**JOB**
Single out the lines of the material that contain "title" and copy them.

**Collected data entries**

□ □ □ □

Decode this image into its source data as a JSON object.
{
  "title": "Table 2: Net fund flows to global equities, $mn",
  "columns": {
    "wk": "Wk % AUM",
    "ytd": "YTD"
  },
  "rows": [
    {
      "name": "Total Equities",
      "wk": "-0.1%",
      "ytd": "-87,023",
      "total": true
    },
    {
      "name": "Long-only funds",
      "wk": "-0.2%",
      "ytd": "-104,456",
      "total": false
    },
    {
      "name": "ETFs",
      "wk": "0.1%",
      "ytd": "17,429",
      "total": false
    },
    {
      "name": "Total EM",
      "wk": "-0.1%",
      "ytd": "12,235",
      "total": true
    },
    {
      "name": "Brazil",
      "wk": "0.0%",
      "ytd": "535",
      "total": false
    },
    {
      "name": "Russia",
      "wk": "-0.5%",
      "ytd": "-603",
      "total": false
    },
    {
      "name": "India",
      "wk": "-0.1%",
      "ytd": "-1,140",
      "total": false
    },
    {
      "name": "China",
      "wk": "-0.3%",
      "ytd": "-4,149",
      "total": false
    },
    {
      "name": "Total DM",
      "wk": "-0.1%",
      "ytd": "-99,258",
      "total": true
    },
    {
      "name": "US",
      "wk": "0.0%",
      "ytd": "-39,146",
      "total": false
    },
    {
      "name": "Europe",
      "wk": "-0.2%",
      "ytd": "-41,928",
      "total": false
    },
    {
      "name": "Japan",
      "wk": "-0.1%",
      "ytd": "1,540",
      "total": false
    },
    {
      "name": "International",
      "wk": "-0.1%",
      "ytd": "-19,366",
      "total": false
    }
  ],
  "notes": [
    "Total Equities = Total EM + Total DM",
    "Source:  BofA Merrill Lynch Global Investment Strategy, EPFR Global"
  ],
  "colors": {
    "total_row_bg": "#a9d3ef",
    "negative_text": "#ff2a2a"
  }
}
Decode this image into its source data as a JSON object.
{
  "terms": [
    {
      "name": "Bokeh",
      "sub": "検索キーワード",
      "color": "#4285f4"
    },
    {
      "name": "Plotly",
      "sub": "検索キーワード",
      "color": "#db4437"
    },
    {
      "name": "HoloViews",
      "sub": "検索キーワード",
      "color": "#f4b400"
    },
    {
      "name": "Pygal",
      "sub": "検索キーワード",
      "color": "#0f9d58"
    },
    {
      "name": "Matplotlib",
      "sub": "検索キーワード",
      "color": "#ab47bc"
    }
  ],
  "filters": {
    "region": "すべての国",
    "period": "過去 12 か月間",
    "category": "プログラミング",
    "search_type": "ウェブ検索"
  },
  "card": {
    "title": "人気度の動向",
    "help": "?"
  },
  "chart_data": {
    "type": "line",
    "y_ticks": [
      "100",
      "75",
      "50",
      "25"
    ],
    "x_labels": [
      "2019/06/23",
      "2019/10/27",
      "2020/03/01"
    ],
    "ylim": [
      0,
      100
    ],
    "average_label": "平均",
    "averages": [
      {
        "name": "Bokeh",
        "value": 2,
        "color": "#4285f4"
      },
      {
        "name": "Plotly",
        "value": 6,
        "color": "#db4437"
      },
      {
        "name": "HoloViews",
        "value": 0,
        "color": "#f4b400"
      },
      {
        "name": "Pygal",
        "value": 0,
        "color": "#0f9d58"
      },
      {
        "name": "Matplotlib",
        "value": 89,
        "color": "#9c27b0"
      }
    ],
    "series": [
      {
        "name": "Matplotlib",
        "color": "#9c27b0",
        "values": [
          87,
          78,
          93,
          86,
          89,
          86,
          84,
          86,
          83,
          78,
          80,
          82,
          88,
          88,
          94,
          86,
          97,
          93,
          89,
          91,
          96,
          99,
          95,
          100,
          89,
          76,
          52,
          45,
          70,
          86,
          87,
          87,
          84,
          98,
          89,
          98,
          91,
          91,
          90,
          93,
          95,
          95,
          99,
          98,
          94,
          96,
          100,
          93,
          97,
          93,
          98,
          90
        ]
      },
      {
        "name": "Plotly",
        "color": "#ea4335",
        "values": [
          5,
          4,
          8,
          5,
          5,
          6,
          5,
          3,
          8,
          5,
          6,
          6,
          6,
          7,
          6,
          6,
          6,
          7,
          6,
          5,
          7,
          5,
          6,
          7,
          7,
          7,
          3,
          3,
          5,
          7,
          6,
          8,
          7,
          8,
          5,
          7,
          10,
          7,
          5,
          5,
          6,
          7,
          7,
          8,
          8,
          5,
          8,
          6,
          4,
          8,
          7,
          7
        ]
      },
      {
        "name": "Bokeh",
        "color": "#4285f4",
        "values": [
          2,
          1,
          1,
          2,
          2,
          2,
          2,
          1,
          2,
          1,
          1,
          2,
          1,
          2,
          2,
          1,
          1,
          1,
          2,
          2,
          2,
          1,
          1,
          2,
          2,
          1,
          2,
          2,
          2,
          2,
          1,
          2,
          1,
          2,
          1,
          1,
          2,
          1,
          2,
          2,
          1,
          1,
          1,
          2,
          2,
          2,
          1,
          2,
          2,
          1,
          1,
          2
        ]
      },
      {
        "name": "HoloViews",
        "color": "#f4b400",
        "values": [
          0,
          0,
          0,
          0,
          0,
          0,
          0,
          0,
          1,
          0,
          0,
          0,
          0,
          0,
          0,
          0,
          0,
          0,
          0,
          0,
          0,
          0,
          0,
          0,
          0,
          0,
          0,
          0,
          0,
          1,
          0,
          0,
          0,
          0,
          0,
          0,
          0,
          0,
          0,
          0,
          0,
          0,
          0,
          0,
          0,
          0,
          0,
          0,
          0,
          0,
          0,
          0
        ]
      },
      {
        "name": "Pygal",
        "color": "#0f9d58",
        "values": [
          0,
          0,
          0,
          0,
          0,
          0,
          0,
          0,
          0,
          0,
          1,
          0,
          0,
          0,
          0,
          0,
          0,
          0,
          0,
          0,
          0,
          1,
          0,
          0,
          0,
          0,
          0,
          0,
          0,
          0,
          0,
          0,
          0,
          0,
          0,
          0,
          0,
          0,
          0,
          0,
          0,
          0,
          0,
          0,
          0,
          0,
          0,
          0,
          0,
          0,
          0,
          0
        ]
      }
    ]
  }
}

□ □ □ □

**WORKED ANSWER**
  "title": "Table 2: Net fund flows to global equities, $mn",
    "title": "人気度の動向",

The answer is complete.